→ **WHAT IS ASKED**
From the entries below, list each line with "varit".

→ **SOURCE DATA**
=====

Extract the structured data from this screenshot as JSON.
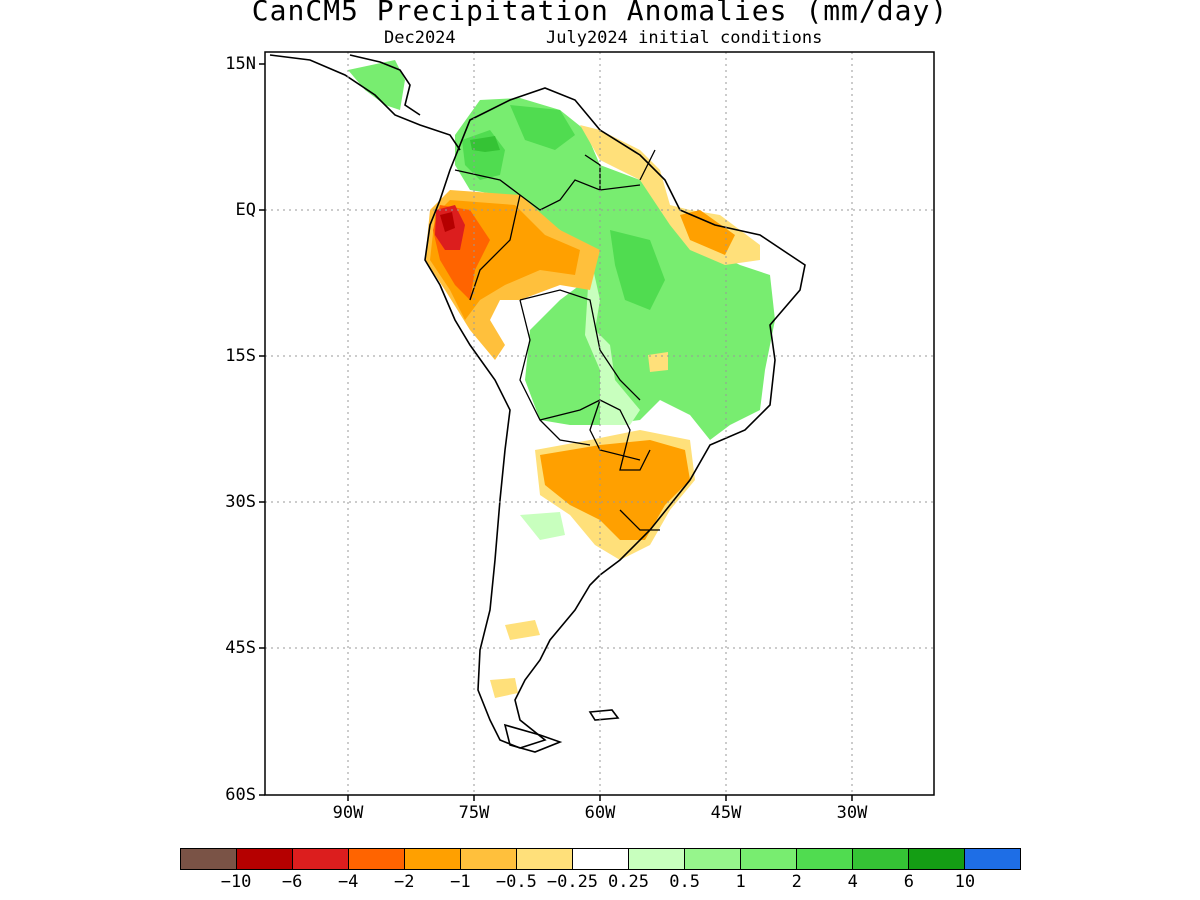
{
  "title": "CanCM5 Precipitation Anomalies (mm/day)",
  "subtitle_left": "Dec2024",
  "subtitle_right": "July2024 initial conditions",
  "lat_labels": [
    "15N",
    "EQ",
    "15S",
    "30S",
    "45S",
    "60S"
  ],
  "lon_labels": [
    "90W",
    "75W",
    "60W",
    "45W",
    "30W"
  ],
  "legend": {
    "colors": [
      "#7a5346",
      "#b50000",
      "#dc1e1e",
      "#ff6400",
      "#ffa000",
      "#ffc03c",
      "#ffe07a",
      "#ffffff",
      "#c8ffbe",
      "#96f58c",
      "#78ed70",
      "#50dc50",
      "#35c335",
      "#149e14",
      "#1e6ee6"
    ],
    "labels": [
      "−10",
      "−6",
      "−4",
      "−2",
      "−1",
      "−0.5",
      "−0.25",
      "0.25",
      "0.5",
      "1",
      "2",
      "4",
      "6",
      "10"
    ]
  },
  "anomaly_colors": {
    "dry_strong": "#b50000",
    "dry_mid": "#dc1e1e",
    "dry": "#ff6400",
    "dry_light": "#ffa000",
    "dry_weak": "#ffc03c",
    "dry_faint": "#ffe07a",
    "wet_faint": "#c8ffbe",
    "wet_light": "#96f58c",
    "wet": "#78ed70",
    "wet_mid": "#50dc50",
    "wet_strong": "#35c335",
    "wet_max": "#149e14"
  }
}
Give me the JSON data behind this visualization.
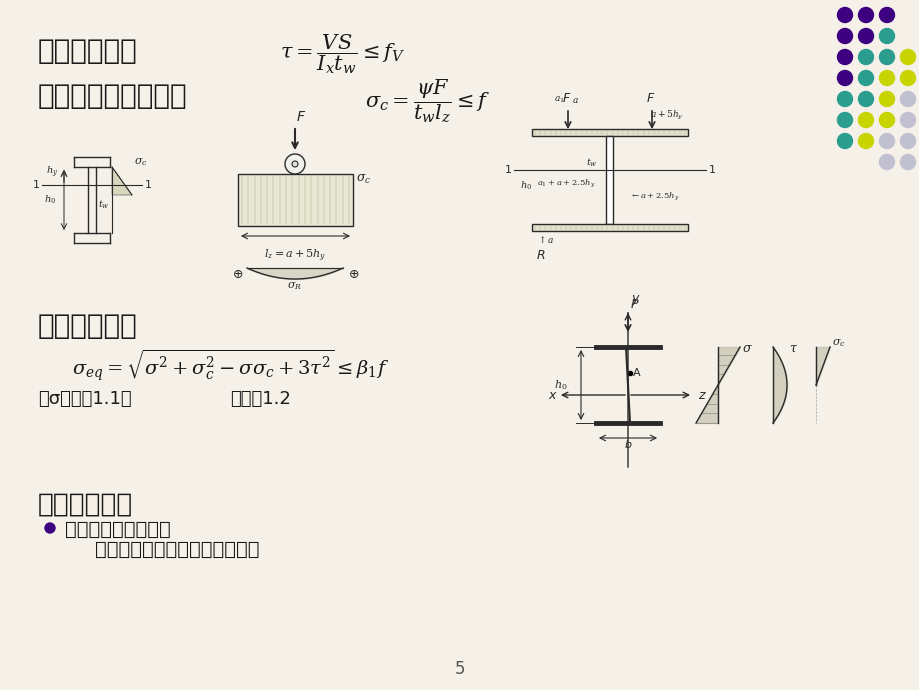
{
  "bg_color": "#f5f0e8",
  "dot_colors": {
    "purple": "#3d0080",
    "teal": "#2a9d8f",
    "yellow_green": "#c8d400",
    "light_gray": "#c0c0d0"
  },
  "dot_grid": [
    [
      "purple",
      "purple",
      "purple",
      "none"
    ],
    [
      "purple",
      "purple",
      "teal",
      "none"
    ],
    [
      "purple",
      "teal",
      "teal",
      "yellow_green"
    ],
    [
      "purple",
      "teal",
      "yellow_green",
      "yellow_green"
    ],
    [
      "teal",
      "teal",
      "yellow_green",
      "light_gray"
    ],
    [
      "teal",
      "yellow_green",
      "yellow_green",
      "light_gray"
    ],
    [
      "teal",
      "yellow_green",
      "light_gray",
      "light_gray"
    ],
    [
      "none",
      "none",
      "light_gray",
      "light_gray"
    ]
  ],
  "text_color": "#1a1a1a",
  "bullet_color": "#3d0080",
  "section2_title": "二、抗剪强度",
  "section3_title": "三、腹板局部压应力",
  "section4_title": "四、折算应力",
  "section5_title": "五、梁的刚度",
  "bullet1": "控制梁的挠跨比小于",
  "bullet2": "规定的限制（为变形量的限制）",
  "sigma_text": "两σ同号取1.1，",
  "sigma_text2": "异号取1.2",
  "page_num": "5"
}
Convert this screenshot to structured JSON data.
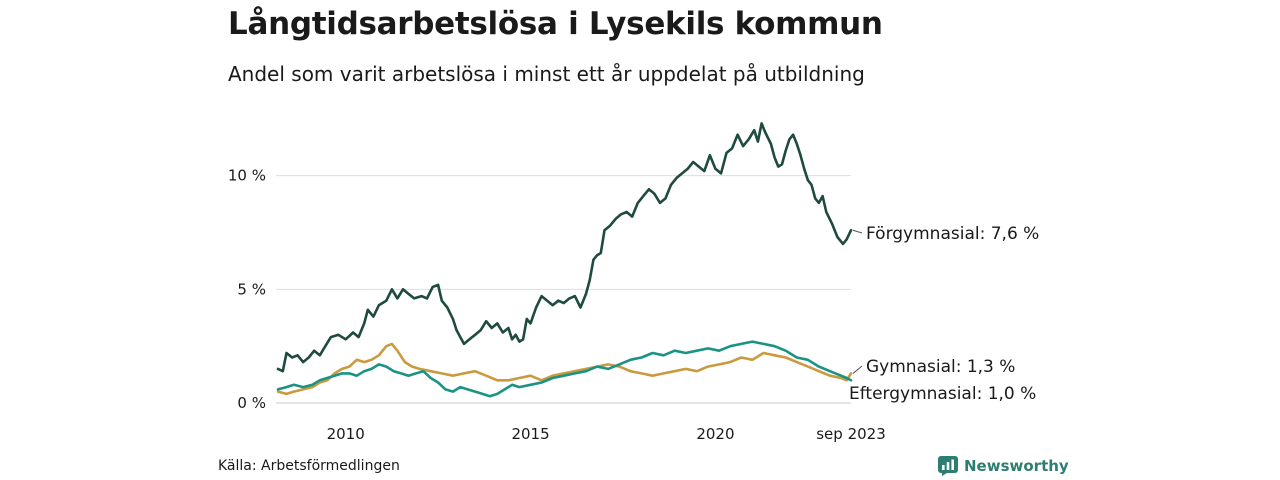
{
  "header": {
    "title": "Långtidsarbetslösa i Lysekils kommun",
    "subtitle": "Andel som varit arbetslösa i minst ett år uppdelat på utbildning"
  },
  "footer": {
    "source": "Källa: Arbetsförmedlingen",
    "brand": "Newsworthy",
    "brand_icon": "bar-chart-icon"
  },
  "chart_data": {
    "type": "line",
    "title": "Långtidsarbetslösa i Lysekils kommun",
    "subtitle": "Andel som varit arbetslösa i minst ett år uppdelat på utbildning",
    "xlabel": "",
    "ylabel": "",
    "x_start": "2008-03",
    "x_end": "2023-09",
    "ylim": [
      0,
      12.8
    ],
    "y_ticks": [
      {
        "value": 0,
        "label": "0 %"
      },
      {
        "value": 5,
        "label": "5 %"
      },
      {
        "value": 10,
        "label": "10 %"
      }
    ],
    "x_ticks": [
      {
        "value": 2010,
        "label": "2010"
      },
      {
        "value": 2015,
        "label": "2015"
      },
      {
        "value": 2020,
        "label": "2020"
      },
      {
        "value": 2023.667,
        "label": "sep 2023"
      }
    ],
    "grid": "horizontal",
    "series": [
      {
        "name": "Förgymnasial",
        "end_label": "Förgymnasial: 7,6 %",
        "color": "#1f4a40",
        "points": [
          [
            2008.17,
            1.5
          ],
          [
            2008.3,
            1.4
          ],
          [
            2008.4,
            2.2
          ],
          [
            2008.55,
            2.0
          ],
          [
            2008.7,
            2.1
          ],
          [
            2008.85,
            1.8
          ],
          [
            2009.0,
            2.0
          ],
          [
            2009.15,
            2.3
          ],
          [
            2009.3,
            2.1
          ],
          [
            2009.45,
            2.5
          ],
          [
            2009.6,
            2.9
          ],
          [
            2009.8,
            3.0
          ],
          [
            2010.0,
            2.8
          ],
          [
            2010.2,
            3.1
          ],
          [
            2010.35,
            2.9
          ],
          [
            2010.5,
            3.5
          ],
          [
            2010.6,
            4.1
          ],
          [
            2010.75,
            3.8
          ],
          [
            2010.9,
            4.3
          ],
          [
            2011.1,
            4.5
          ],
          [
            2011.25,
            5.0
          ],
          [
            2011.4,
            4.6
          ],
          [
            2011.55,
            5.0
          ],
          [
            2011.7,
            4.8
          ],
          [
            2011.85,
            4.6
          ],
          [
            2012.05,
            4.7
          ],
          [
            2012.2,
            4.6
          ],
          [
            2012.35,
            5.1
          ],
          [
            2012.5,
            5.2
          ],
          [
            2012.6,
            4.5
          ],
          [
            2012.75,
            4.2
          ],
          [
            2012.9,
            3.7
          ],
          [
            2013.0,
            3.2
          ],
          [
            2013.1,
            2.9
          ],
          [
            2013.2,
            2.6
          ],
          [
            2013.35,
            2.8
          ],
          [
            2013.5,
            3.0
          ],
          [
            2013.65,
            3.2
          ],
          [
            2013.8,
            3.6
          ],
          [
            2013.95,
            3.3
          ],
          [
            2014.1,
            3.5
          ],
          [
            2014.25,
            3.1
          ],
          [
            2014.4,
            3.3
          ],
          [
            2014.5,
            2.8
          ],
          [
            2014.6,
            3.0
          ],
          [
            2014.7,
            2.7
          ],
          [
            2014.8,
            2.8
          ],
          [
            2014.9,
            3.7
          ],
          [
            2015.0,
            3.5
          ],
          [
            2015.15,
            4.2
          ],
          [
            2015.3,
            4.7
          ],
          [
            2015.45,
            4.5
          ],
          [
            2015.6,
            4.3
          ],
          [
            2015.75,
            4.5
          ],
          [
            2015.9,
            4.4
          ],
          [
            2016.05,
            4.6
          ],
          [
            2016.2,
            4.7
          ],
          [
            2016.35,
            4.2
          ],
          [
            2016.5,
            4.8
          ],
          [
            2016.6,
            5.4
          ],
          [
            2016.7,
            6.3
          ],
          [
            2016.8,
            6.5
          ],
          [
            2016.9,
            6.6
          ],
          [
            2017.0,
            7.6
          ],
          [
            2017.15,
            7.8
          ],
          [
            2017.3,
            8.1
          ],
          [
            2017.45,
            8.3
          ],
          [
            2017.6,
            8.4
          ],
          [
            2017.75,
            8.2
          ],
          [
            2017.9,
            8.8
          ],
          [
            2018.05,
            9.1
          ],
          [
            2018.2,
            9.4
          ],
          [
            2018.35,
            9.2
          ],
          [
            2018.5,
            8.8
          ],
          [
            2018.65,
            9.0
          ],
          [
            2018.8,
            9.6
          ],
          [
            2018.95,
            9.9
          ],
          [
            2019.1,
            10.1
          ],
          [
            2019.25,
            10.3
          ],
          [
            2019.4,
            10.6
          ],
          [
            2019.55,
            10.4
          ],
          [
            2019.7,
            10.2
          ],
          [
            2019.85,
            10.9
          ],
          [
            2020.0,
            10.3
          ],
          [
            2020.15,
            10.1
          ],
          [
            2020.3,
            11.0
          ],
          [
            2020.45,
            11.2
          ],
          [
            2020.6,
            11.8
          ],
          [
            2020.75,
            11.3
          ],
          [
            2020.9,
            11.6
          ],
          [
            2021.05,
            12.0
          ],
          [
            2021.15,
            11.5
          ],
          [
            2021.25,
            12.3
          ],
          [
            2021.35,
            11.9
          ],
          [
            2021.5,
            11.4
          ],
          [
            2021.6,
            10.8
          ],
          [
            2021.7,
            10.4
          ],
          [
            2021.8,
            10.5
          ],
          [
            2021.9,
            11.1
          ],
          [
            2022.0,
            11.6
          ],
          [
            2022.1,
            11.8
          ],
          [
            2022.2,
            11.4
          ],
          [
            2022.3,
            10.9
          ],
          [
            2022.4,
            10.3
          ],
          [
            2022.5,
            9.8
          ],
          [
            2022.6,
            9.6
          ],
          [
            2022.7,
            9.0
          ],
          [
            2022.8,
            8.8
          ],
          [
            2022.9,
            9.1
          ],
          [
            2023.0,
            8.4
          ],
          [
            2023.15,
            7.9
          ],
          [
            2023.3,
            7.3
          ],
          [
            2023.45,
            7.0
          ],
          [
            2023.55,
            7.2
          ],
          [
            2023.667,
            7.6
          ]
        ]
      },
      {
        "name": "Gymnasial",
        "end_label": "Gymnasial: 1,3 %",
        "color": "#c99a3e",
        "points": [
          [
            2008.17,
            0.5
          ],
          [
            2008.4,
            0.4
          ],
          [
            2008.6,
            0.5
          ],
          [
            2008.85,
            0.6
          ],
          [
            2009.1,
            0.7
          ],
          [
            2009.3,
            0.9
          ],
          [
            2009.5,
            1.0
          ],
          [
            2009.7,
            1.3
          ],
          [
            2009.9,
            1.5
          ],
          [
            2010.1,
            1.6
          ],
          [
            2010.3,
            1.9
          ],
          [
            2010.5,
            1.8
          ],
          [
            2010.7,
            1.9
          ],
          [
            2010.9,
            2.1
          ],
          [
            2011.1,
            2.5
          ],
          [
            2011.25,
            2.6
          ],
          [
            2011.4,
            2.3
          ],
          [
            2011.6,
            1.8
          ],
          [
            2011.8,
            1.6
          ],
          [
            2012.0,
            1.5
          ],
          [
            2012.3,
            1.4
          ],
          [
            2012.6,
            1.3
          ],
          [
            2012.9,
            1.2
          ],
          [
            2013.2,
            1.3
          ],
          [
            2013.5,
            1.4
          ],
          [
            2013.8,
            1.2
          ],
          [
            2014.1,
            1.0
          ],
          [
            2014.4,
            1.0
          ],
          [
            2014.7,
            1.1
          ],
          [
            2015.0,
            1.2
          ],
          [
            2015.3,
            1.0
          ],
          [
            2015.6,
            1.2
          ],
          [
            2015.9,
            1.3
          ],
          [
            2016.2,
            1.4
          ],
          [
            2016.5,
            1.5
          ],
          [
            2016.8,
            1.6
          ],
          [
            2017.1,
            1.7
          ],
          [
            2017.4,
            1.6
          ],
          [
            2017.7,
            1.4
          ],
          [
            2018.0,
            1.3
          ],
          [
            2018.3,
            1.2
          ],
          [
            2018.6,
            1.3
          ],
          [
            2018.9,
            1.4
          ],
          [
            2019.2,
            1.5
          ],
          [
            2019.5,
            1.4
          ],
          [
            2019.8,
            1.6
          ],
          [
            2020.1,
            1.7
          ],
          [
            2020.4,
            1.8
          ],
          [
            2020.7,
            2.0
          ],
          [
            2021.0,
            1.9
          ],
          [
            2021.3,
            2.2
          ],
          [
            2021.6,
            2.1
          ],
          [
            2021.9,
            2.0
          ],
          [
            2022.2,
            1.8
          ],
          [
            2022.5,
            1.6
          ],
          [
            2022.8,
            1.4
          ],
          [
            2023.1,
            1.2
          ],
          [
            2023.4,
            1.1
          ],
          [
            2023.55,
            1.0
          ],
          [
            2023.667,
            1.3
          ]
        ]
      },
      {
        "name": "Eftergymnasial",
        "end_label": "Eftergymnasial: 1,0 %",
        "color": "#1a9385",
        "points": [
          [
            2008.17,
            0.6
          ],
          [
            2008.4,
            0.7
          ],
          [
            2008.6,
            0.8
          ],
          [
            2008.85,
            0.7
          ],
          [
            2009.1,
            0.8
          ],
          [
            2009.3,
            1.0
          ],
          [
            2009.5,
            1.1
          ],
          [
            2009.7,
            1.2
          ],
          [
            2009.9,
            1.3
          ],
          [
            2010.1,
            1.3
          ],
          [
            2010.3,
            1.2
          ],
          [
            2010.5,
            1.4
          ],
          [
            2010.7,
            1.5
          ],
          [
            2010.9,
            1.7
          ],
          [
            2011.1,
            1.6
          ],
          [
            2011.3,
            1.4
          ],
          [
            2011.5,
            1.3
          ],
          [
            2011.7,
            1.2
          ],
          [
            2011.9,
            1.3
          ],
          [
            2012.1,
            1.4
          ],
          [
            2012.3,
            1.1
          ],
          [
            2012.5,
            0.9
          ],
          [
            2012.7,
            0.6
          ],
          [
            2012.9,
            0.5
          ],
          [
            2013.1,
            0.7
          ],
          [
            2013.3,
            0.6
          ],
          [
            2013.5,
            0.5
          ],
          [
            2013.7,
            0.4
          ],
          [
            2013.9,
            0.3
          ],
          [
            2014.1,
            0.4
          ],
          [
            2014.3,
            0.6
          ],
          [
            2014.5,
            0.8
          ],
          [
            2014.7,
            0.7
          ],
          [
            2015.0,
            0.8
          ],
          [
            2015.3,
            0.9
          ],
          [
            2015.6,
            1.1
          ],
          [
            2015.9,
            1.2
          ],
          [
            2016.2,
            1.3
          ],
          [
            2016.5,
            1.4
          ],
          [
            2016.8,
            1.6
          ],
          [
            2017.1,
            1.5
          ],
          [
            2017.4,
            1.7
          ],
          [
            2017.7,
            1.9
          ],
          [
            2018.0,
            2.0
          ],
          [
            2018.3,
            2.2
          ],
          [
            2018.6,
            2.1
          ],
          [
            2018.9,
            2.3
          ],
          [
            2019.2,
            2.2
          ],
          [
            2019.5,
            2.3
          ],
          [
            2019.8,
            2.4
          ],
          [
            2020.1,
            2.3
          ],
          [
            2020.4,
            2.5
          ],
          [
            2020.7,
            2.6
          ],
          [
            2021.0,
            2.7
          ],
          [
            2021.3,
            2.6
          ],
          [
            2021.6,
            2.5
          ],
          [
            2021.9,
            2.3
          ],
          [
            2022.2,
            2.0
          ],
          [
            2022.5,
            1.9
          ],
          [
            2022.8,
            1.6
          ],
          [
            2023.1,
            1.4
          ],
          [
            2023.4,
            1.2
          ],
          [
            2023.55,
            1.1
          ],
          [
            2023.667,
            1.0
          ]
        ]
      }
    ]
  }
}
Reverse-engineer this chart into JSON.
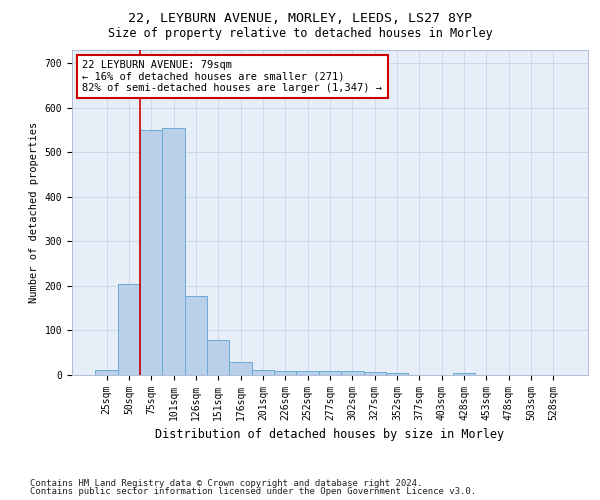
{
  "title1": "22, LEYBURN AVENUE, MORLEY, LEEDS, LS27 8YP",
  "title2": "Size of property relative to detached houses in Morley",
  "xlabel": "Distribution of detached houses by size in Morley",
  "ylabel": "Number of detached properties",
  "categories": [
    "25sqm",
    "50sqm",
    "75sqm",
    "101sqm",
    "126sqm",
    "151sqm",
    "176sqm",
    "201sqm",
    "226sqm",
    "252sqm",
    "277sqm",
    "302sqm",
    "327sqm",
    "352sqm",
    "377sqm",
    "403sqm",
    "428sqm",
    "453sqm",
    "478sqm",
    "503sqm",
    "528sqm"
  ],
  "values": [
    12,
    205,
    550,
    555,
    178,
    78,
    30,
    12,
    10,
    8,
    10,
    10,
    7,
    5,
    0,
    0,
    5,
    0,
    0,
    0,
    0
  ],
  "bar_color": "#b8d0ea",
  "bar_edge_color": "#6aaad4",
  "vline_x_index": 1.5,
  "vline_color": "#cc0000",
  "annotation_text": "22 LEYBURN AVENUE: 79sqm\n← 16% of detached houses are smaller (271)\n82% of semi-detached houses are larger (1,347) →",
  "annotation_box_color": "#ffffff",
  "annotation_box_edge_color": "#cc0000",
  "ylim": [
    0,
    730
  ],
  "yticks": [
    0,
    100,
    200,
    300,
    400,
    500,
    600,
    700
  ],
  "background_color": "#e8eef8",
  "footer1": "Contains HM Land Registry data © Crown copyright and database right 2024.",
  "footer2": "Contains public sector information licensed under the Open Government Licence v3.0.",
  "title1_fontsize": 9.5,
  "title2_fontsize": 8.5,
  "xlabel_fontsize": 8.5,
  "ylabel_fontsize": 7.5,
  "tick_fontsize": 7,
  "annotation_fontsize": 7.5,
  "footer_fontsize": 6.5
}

=====

→ **RESPONSE BELOW**
    "subtitle": "Andel som varit arbetslösa i minst ett år uppdelat på utbildning"
    "subtitle": "Andel som varit arbetslösa i minst ett år uppdelat på utbildning",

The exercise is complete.